Search the listing below for the word "this" and copy each line that holds it.

**Available data**
-.-.-
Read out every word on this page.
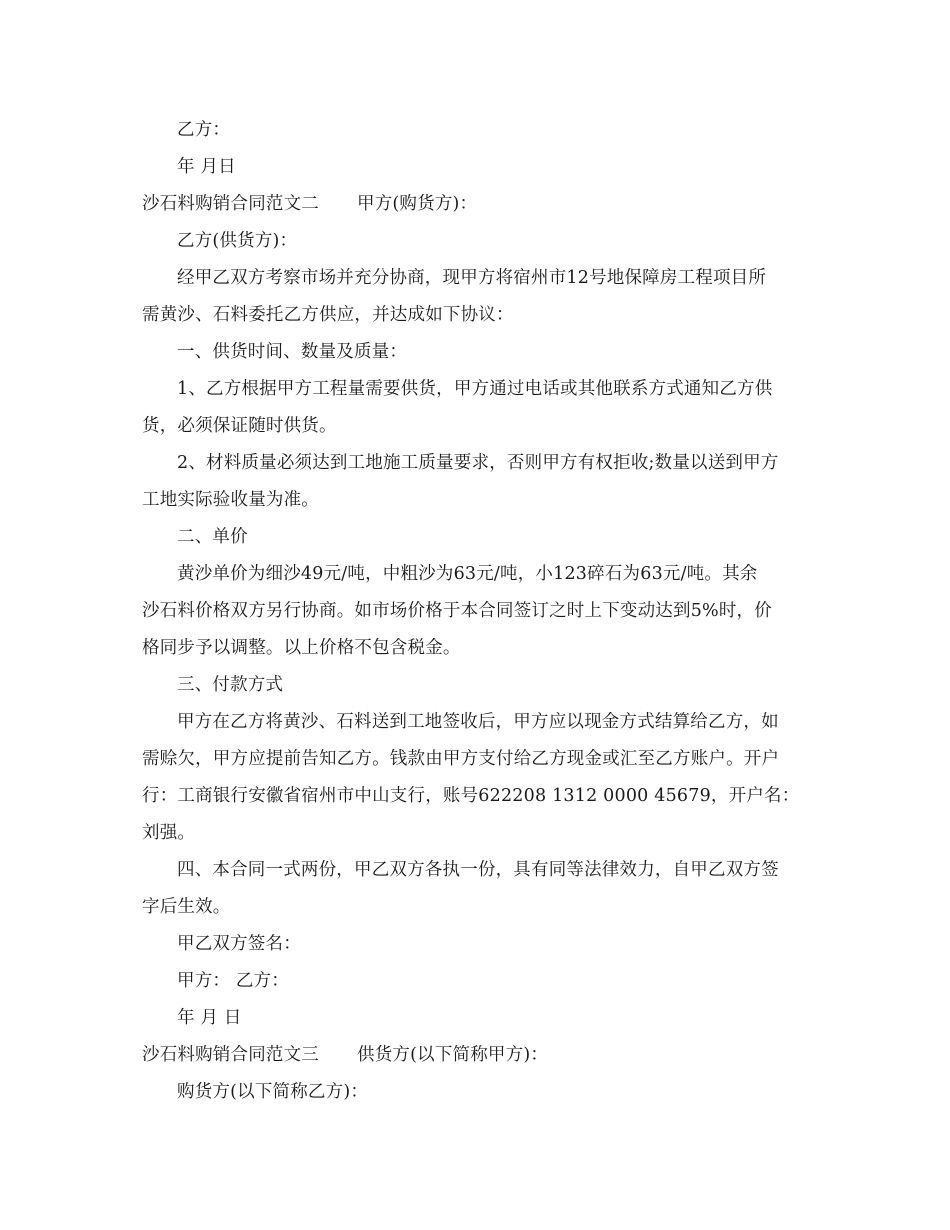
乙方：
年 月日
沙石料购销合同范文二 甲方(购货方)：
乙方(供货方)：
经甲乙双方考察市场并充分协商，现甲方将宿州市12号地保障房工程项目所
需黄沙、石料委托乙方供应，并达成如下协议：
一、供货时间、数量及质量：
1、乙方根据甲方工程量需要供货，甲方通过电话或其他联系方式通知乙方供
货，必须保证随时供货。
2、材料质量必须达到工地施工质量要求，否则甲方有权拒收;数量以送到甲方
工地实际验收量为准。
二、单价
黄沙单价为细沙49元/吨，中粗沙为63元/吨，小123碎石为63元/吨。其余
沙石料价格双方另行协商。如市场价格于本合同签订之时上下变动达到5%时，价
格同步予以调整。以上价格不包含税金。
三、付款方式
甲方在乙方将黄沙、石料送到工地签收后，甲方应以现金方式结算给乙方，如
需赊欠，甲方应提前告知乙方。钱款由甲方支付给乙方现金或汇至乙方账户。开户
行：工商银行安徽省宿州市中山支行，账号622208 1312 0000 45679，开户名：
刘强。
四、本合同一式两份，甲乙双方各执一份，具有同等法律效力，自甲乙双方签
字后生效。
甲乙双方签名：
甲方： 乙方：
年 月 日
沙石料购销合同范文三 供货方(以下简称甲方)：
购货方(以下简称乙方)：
-.-.-
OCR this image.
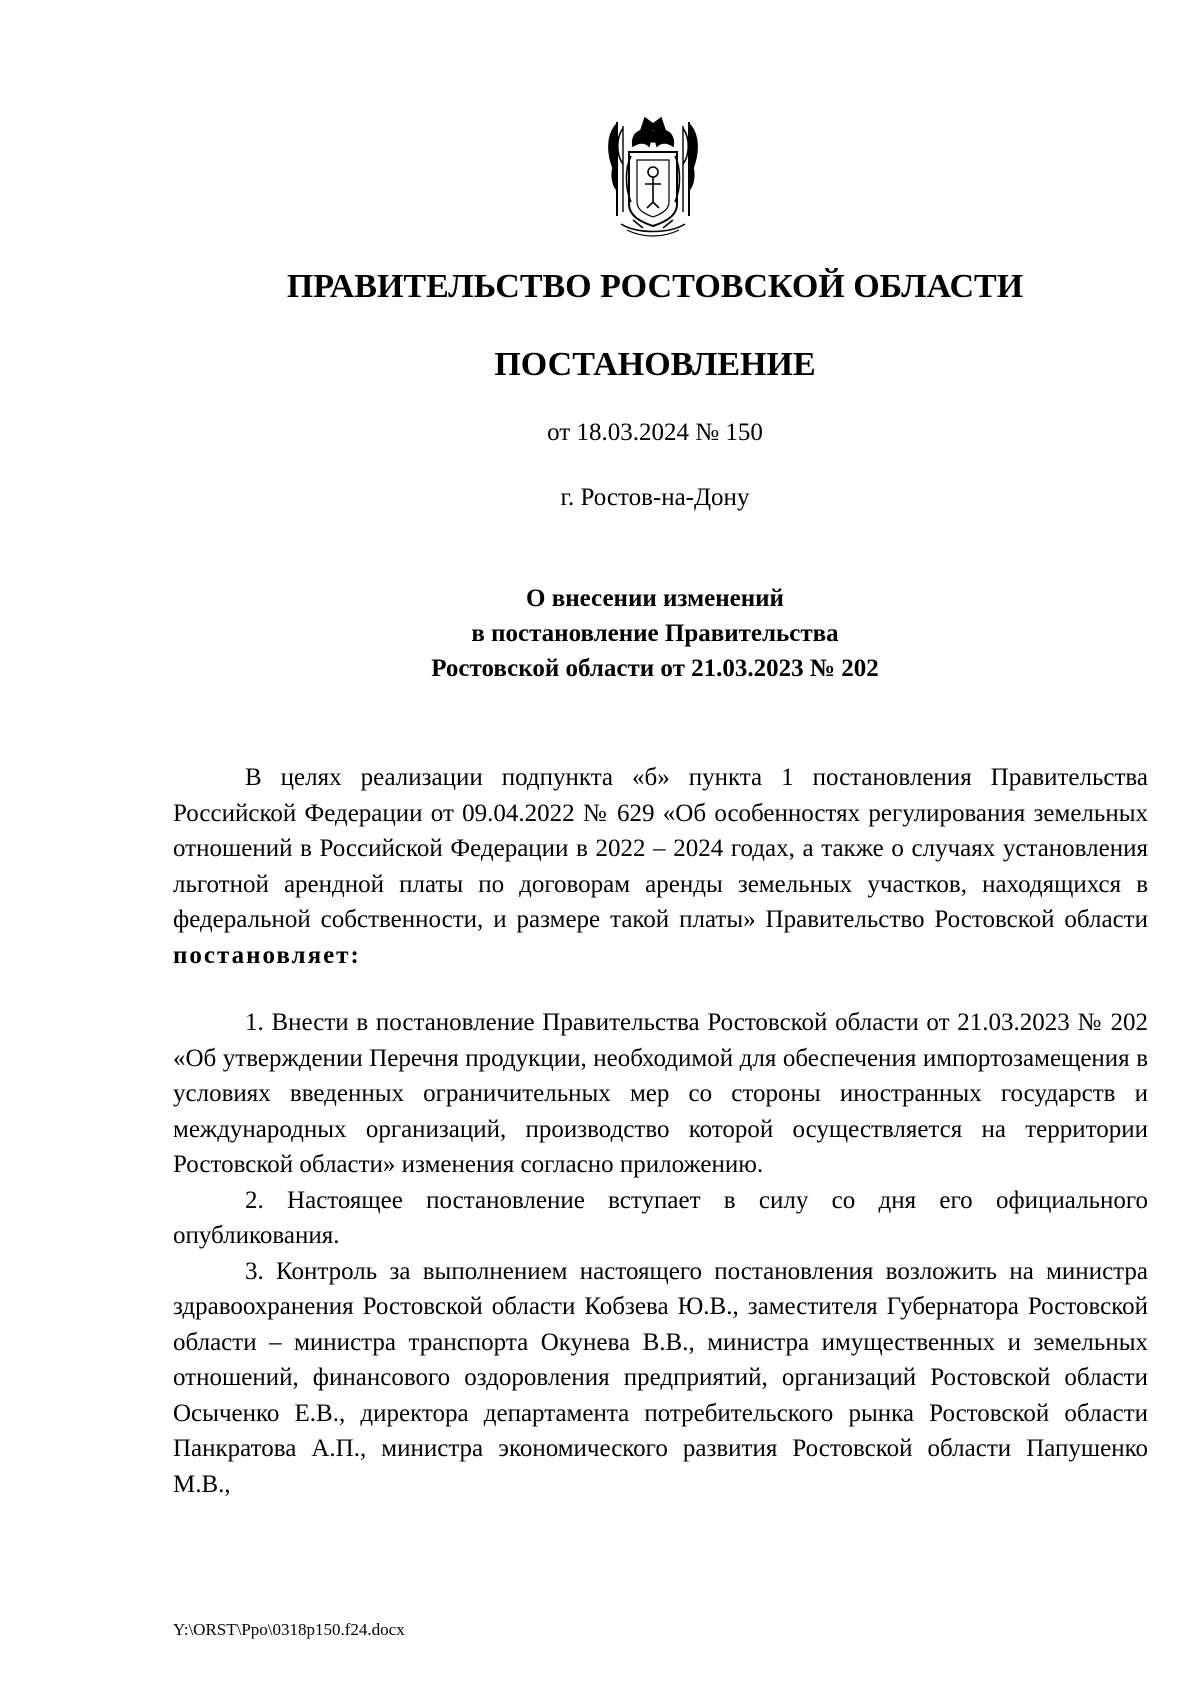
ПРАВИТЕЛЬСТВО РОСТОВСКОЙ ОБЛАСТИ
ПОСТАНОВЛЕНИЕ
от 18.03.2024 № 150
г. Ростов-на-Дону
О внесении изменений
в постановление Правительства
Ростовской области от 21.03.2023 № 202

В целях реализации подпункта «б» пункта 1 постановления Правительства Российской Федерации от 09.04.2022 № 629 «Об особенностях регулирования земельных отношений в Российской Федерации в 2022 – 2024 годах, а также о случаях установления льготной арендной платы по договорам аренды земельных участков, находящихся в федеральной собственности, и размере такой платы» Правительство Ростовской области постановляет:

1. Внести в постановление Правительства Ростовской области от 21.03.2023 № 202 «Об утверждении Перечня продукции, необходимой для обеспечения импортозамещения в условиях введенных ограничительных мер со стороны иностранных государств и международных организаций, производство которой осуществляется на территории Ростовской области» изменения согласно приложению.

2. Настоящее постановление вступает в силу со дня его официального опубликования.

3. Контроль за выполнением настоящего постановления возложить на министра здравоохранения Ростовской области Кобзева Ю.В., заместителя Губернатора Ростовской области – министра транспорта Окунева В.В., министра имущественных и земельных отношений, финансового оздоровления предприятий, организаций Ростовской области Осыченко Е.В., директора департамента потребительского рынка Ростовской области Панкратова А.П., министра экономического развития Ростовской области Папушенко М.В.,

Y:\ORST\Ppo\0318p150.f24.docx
-.-.-
**Response below**
Read out every word on this page.
OCR this image.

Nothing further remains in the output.